EXERCISE - Copy all of the material below exactly.

─── DATA FOR THE TASK

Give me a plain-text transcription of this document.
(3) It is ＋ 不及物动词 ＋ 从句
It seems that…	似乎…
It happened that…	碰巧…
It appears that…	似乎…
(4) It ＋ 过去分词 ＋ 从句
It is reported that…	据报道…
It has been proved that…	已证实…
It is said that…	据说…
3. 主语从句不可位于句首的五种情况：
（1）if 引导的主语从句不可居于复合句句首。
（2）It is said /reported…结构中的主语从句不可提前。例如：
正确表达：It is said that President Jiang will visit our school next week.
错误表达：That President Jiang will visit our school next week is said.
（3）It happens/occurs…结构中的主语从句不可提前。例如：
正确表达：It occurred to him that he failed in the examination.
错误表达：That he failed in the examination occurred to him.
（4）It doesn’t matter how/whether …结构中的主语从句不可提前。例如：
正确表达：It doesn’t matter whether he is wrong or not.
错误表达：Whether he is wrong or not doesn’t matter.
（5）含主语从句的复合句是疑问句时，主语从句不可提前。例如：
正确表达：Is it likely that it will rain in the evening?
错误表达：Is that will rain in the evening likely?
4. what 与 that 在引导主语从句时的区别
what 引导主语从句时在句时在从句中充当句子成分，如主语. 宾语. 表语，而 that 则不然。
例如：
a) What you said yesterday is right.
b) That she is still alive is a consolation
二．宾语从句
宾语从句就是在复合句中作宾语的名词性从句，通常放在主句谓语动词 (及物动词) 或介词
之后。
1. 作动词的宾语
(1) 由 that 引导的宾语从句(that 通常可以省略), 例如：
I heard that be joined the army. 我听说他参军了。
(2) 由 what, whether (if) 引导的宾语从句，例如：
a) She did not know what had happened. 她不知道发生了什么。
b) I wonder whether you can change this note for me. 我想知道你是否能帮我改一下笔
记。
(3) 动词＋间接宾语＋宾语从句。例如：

──────

RESPONSE TO THIS TASK -
Give me a plain-text transcription of this document.
(3) It is ＋ 不及物动词 ＋ 从句
It seems that…	似乎…
It happened that…	碰巧…
It appears that…	似乎…
(4) It ＋ 过去分词 ＋ 从句
It is reported that…	据报道…
It has been proved that…	已证实…
It is said that…	据说…
3. 主语从句不可位于句首的五种情况：
（1）if 引导的主语从句不可居于复合句句首。
（2）It is said /reported…结构中的主语从句不可提前。例如：
正确表达：It is said that President Jiang will visit our school next week.
错误表达：That President Jiang will visit our school next week is said.
（3）It happens/occurs…结构中的主语从句不可提前。例如：
正确表达：It occurred to him that he failed in the examination.
错误表达：That he failed in the examination occurred to him.
（4）It doesn’t matter how/whether …结构中的主语从句不可提前。例如：
正确表达：It doesn’t matter whether he is wrong or not.
错误表达：Whether he is wrong or not doesn’t matter.
（5）含主语从句的复合句是疑问句时，主语从句不可提前。例如：
正确表达：Is it likely that it will rain in the evening?
错误表达：Is that will rain in the evening likely?
4. what 与 that 在引导主语从句时的区别
what 引导主语从句时在句时在从句中充当句子成分，如主语. 宾语. 表语，而 that 则不然。
例如：
a) What you said yesterday is right.
b) That she is still alive is a consolation
二．宾语从句
宾语从句就是在复合句中作宾语的名词性从句，通常放在主句谓语动词 (及物动词) 或介词
之后。
1. 作动词的宾语
(1) 由 that 引导的宾语从句(that 通常可以省略), 例如：
I heard that be joined the army. 我听说他参军了。
(2) 由 what, whether (if) 引导的宾语从句，例如：
a) She did not know what had happened. 她不知道发生了什么。
b) I wonder whether you can change this note for me. 我想知道你是否能帮我改一下笔
记。
(3) 动词＋间接宾语＋宾语从句。例如：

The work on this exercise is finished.